An exact copy of all the data is required, with pictures left out.

Source data:
-- -- --

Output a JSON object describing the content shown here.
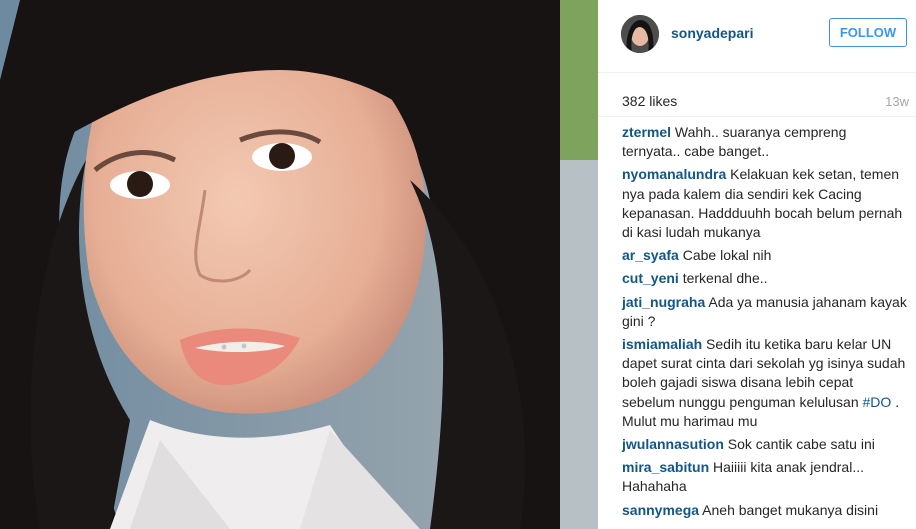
{
  "post": {
    "username": "sonyadepari",
    "follow_label": "FOLLOW",
    "likes": "382 likes",
    "age": "13w"
  },
  "comments": [
    {
      "user": "ztermel",
      "text": "Wahh.. suaranya cempreng ternyata.. cabe banget.."
    },
    {
      "user": "nyomanalundra",
      "text": "Kelakuan kek setan, temen nya pada kalem dia sendiri kek Cacing kepanasan. Haddduuhh bocah belum pernah di kasi ludah mukanya"
    },
    {
      "user": "ar_syafa",
      "text": "Cabe lokal nih"
    },
    {
      "user": "cut_yeni",
      "text": "terkenal dhe.."
    },
    {
      "user": "jati_nugraha",
      "text": "Ada ya manusia jahanam kayak gini ?"
    },
    {
      "user": "ismiamaliah",
      "text": "Sedih itu ketika baru kelar UN dapet surat cinta dari sekolah yg isinya sudah boleh gajadi siswa disana lebih cepat sebelum nunggu penguman kelulusan",
      "tag": "#DO",
      "text_after": ". Mulut mu harimau mu"
    },
    {
      "user": "jwulannasution",
      "text": "Sok cantik cabe satu ini"
    },
    {
      "user": "mira_sabitun",
      "text": "Haiiiii kita anak jendral... Hahahaha"
    },
    {
      "user": "sannymega",
      "text": "Aneh banget mukanya disini"
    }
  ],
  "icons": {
    "avatar": "profile-avatar",
    "photo": "post-photo"
  },
  "colors": {
    "username": "#125688",
    "follow": "#3897f0",
    "text": "#262626",
    "muted": "#a5a7aa"
  }
}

-- -- --

**Reply to the exercise**
Output a JSON object describing the content shown here.
{
  "post": {
    "username": "sonyadepari",
    "follow_label": "FOLLOW",
    "likes": "382 likes",
    "age": "13w"
  },
  "comments": [
    {
      "user": "ztermel",
      "text": "Wahh.. suaranya cempreng ternyata.. cabe banget.."
    },
    {
      "user": "nyomanalundra",
      "text": "Kelakuan kek setan, temen nya pada kalem dia sendiri kek Cacing kepanasan. Haddduuhh bocah belum pernah di kasi ludah mukanya"
    },
    {
      "user": "ar_syafa",
      "text": "Cabe lokal nih"
    },
    {
      "user": "cut_yeni",
      "text": "terkenal dhe.."
    },
    {
      "user": "jati_nugraha",
      "text": "Ada ya manusia jahanam kayak gini ?"
    },
    {
      "user": "ismiamaliah",
      "text": "Sedih itu ketika baru kelar UN dapet surat cinta dari sekolah yg isinya sudah boleh gajadi siswa disana lebih cepat sebelum nunggu penguman kelulusan",
      "tag": "#DO",
      "text_after": ". Mulut mu harimau mu"
    },
    {
      "user": "jwulannasution",
      "text": "Sok cantik cabe satu ini"
    },
    {
      "user": "mira_sabitun",
      "text": "Haiiiii kita anak jendral... Hahahaha"
    },
    {
      "user": "sannymega",
      "text": "Aneh banget mukanya disini"
    }
  ],
  "icons": {
    "avatar": "profile-avatar",
    "photo": "post-photo"
  },
  "colors": {
    "username": "#125688",
    "follow": "#3897f0",
    "text": "#262626",
    "muted": "#a5a7aa"
  }
}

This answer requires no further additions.